• _GOAL_
Copy everything in the listing below word for word, apart from any images.
================================
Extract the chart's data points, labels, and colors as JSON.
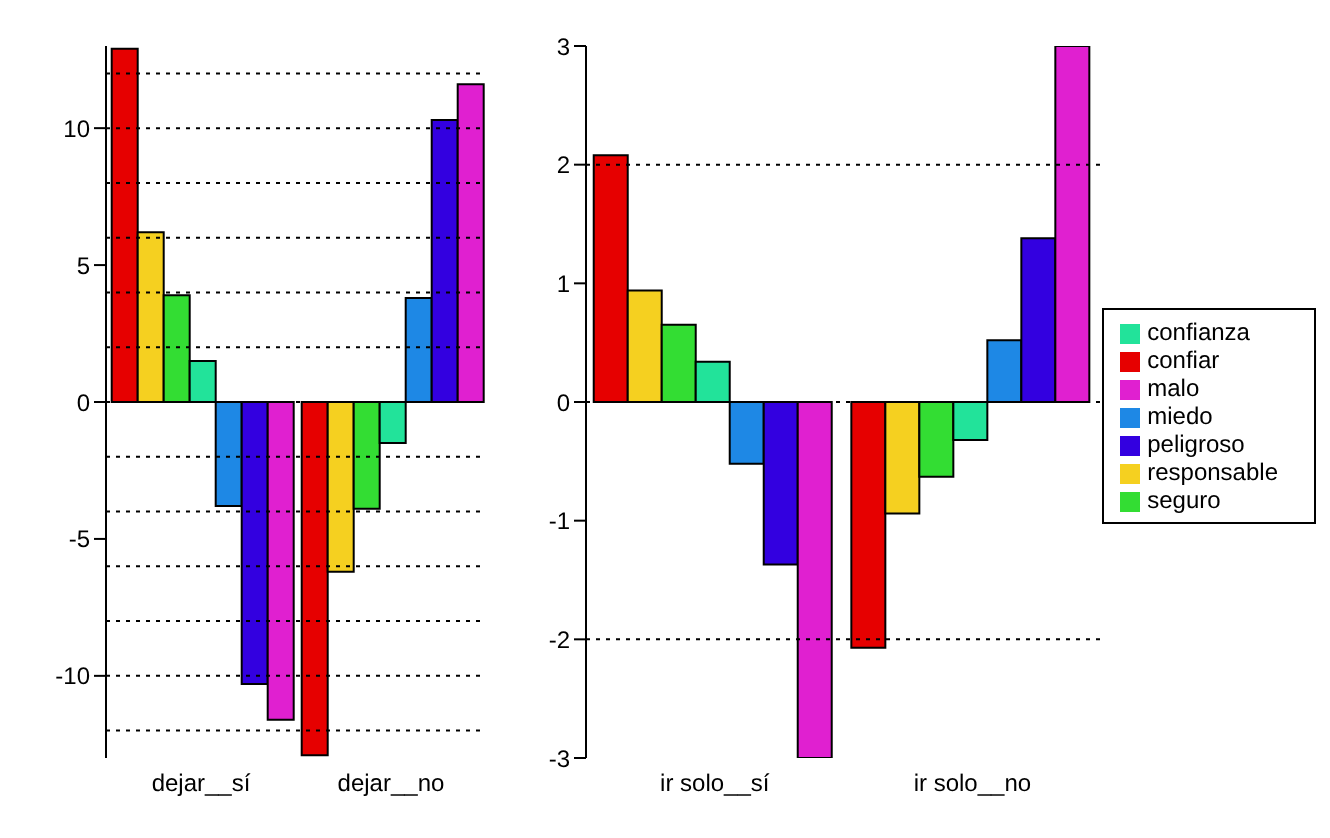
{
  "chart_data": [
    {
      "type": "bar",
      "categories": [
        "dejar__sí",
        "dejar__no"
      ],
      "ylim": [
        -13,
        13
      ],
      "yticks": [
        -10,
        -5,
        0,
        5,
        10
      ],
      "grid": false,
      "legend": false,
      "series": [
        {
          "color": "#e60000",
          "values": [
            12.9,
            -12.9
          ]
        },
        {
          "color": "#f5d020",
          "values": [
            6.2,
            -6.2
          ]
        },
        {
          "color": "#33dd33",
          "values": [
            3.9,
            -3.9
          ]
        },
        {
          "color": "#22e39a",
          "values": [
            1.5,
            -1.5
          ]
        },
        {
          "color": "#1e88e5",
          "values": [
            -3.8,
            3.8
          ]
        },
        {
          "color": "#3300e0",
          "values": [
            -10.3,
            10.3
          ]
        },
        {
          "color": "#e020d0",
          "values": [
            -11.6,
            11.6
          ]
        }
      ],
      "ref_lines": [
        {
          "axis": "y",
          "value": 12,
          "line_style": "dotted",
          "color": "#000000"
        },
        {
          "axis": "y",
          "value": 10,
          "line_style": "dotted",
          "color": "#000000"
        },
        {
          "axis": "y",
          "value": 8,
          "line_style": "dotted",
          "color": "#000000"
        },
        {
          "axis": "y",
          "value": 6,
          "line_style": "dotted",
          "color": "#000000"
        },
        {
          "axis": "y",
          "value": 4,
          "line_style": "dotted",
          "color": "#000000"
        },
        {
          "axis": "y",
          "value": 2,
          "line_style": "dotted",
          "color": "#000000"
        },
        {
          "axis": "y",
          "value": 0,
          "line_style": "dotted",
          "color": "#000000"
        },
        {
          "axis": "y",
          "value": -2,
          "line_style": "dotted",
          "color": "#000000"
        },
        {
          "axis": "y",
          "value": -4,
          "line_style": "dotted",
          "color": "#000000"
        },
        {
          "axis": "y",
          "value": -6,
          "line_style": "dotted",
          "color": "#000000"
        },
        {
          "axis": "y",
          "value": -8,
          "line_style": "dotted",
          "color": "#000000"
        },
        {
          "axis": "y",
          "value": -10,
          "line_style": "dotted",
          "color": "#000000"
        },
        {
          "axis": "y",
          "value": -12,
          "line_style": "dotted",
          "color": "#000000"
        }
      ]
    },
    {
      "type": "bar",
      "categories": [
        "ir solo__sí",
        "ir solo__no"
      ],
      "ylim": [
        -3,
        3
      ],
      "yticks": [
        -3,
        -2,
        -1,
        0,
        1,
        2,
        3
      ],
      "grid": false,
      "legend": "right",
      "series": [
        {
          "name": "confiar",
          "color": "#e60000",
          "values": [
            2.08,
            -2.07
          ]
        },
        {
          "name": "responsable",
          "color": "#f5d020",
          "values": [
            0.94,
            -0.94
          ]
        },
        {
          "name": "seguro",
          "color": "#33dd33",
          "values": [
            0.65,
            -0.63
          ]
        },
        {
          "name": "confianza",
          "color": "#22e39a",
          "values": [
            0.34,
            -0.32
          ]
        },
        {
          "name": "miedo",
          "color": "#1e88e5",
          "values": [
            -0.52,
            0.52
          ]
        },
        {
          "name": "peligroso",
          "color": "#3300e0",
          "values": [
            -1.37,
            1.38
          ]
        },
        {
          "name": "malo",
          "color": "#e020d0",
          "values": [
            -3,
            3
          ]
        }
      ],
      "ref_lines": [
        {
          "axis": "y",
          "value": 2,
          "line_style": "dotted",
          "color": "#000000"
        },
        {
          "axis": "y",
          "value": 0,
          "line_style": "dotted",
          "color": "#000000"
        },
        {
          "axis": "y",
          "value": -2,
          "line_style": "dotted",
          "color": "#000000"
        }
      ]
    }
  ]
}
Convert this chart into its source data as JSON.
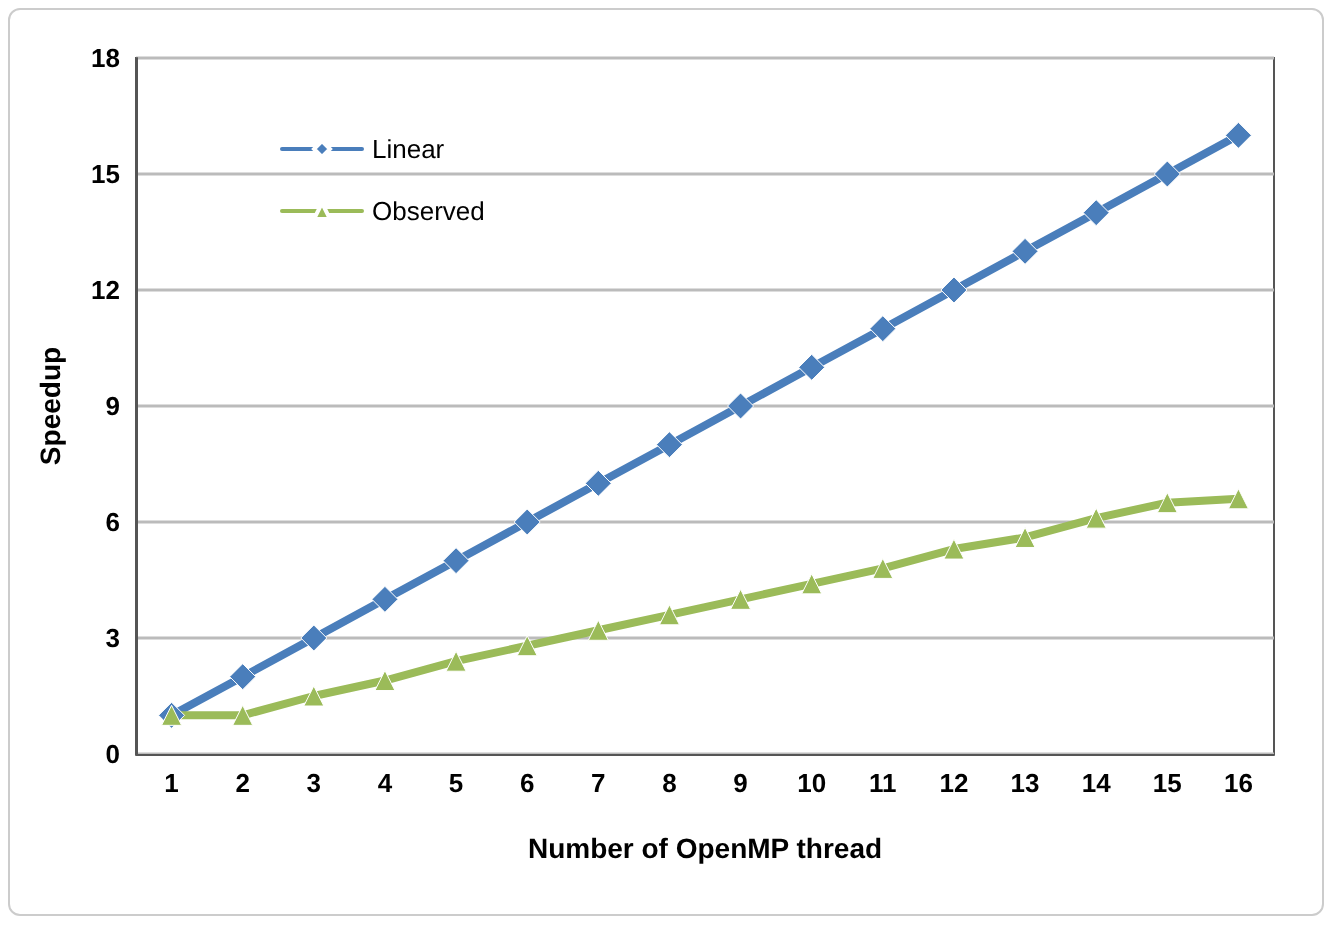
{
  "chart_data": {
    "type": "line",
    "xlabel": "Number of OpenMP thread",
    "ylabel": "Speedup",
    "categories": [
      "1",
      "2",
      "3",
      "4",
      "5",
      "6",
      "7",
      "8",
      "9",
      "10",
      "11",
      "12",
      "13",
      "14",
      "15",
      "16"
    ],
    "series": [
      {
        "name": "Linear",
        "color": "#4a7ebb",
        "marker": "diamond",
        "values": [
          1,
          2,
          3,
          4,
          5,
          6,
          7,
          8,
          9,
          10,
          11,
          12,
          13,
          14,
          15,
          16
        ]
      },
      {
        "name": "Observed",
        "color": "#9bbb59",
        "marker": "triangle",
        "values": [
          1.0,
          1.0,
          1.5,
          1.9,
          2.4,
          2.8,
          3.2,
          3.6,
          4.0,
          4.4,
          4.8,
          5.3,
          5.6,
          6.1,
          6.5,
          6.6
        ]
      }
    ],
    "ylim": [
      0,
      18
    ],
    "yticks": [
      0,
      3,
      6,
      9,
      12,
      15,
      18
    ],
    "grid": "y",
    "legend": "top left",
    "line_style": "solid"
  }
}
================================
• _EXERCISE OUTPUT_
Extract the chart's data points, labels, and colors as JSON.
{
  "chart_data": [
    {
      "type": "bar",
      "categories": [
        "dejar__sí",
        "dejar__no"
      ],
      "ylim": [
        -13,
        13
      ],
      "yticks": [
        -10,
        -5,
        0,
        5,
        10
      ],
      "grid": false,
      "legend": false,
      "series": [
        {
          "color": "#e60000",
          "values": [
            12.9,
            -12.9
          ]
        },
        {
          "color": "#f5d020",
          "values": [
            6.2,
            -6.2
          ]
        },
        {
          "color": "#33dd33",
          "values": [
            3.9,
            -3.9
          ]
        },
        {
          "color": "#22e39a",
          "values": [
            1.5,
            -1.5
          ]
        },
        {
          "color": "#1e88e5",
          "values": [
            -3.8,
            3.8
          ]
        },
        {
          "color": "#3300e0",
          "values": [
            -10.3,
            10.3
          ]
        },
        {
          "color": "#e020d0",
          "values": [
            -11.6,
            11.6
          ]
        }
      ],
      "ref_lines": [
        {
          "axis": "y",
          "value": 12,
          "line_style": "dotted",
          "color": "#000000"
        },
        {
          "axis": "y",
          "value": 10,
          "line_style": "dotted",
          "color": "#000000"
        },
        {
          "axis": "y",
          "value": 8,
          "line_style": "dotted",
          "color": "#000000"
        },
        {
          "axis": "y",
          "value": 6,
          "line_style": "dotted",
          "color": "#000000"
        },
        {
          "axis": "y",
          "value": 4,
          "line_style": "dotted",
          "color": "#000000"
        },
        {
          "axis": "y",
          "value": 2,
          "line_style": "dotted",
          "color": "#000000"
        },
        {
          "axis": "y",
          "value": 0,
          "line_style": "dotted",
          "color": "#000000"
        },
        {
          "axis": "y",
          "value": -2,
          "line_style": "dotted",
          "color": "#000000"
        },
        {
          "axis": "y",
          "value": -4,
          "line_style": "dotted",
          "color": "#000000"
        },
        {
          "axis": "y",
          "value": -6,
          "line_style": "dotted",
          "color": "#000000"
        },
        {
          "axis": "y",
          "value": -8,
          "line_style": "dotted",
          "color": "#000000"
        },
        {
          "axis": "y",
          "value": -10,
          "line_style": "dotted",
          "color": "#000000"
        },
        {
          "axis": "y",
          "value": -12,
          "line_style": "dotted",
          "color": "#000000"
        }
      ]
    },
    {
      "type": "bar",
      "categories": [
        "ir solo__sí",
        "ir solo__no"
      ],
      "ylim": [
        -3,
        3
      ],
      "yticks": [
        -3,
        -2,
        -1,
        0,
        1,
        2,
        3
      ],
      "grid": false,
      "legend": "right",
      "series": [
        {
          "name": "confiar",
          "color": "#e60000",
          "values": [
            2.08,
            -2.07
          ]
        },
        {
          "name": "responsable",
          "color": "#f5d020",
          "values": [
            0.94,
            -0.94
          ]
        },
        {
          "name": "seguro",
          "color": "#33dd33",
          "values": [
            0.65,
            -0.63
          ]
        },
        {
          "name": "confianza",
          "color": "#22e39a",
          "values": [
            0.34,
            -0.32
          ]
        },
        {
          "name": "miedo",
          "color": "#1e88e5",
          "values": [
            -0.52,
            0.52
          ]
        },
        {
          "name": "peligroso",
          "color": "#3300e0",
          "values": [
            -1.37,
            1.38
          ]
        },
        {
          "name": "malo",
          "color": "#e020d0",
          "values": [
            -3,
            3
          ]
        }
      ],
      "ref_lines": [
        {
          "axis": "y",
          "value": 2,
          "line_style": "dotted",
          "color": "#000000"
        },
        {
          "axis": "y",
          "value": 0,
          "line_style": "dotted",
          "color": "#000000"
        },
        {
          "axis": "y",
          "value": -2,
          "line_style": "dotted",
          "color": "#000000"
        }
      ]
    }
  ]
}
Convert this chart into its source data as JSON.
{
  "chart_data": {
    "type": "line",
    "xlabel": "Number of OpenMP thread",
    "ylabel": "Speedup",
    "categories": [
      "1",
      "2",
      "3",
      "4",
      "5",
      "6",
      "7",
      "8",
      "9",
      "10",
      "11",
      "12",
      "13",
      "14",
      "15",
      "16"
    ],
    "series": [
      {
        "name": "Linear",
        "color": "#4a7ebb",
        "marker": "diamond",
        "values": [
          1,
          2,
          3,
          4,
          5,
          6,
          7,
          8,
          9,
          10,
          11,
          12,
          13,
          14,
          15,
          16
        ]
      },
      {
        "name": "Observed",
        "color": "#9bbb59",
        "marker": "triangle",
        "values": [
          1.0,
          1.0,
          1.5,
          1.9,
          2.4,
          2.8,
          3.2,
          3.6,
          4.0,
          4.4,
          4.8,
          5.3,
          5.6,
          6.1,
          6.5,
          6.6
        ]
      }
    ],
    "ylim": [
      0,
      18
    ],
    "yticks": [
      0,
      3,
      6,
      9,
      12,
      15,
      18
    ],
    "grid": "y",
    "legend": "top left",
    "line_style": "solid"
  }
}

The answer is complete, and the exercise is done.